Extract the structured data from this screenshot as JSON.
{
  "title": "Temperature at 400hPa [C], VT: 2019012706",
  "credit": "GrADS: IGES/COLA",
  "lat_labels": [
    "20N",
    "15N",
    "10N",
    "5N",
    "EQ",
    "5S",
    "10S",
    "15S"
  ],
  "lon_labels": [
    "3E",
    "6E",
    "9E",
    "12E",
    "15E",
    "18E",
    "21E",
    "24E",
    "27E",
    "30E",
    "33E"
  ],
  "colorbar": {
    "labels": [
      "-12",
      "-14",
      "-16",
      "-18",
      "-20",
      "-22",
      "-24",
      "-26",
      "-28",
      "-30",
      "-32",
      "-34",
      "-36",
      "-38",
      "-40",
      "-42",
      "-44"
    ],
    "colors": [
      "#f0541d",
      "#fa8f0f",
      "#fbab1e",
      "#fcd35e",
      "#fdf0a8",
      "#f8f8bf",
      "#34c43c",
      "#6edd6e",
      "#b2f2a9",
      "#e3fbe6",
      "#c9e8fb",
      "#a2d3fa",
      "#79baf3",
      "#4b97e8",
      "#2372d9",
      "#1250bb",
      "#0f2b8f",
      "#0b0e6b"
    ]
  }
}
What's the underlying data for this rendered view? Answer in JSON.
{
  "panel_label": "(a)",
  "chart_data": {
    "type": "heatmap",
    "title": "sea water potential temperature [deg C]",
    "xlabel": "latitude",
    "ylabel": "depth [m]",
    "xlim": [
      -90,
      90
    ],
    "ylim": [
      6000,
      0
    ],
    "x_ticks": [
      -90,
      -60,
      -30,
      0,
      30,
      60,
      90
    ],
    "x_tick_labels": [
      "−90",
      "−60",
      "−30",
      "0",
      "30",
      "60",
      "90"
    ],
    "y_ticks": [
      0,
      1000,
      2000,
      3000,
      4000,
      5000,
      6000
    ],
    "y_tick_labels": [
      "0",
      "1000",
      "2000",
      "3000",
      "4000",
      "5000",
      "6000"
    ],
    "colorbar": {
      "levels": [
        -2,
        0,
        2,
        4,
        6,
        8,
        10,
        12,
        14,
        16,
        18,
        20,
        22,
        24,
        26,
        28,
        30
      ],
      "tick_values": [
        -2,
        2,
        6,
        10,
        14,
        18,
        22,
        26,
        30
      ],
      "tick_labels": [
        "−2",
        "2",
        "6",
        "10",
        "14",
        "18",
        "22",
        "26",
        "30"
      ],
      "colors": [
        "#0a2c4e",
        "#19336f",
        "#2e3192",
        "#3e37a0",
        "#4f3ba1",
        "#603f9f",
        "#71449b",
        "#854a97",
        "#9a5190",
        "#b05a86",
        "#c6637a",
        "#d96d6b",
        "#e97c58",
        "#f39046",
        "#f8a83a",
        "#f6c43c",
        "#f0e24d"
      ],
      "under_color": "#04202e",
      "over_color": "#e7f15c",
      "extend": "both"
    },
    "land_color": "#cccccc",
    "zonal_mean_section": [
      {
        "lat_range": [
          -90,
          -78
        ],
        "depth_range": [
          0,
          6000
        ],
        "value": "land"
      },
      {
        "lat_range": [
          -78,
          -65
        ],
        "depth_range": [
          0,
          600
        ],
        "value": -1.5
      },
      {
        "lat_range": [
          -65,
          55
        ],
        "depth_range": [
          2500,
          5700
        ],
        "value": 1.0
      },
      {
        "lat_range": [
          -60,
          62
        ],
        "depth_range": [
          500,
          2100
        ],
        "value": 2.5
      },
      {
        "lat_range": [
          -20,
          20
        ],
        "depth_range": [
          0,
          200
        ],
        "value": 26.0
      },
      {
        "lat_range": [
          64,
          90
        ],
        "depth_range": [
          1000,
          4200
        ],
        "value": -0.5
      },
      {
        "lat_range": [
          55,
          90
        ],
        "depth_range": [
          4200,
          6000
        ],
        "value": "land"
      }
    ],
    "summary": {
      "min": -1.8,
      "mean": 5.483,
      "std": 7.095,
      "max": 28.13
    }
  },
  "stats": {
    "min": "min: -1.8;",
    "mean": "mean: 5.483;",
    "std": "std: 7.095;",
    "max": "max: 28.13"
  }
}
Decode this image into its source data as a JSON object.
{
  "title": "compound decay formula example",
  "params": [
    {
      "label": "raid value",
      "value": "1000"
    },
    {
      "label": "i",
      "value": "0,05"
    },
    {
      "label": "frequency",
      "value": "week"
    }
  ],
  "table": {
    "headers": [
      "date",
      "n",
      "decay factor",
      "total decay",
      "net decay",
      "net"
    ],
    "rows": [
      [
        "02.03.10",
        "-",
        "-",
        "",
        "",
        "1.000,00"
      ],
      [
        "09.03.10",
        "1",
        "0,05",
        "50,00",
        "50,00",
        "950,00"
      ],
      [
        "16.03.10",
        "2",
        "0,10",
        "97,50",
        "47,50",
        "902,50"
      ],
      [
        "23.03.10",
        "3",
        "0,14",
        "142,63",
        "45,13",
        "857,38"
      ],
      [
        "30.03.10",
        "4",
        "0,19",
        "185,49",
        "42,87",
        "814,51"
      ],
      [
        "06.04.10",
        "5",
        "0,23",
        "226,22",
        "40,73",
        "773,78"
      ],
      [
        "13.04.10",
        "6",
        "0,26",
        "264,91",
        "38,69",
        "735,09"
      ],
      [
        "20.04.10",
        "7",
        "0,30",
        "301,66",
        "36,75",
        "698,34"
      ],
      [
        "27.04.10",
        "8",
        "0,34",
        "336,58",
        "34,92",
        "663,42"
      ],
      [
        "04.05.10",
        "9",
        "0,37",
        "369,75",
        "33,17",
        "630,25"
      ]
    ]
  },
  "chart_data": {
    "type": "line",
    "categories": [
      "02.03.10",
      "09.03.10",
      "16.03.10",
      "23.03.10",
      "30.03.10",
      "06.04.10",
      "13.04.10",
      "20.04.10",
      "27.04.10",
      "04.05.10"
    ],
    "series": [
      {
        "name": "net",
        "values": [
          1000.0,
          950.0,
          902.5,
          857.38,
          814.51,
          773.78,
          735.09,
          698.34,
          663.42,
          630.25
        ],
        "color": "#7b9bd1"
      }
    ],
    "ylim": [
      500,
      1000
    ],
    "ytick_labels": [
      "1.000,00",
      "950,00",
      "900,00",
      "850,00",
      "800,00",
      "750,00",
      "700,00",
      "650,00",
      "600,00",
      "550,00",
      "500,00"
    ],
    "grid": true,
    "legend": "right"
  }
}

--

** Requirements **
Pull out every line in the data above that has the word "decay".

** Result of the exercise **
  "title": "compound decay formula example",
      "decay factor",
      "total decay",
      "net decay",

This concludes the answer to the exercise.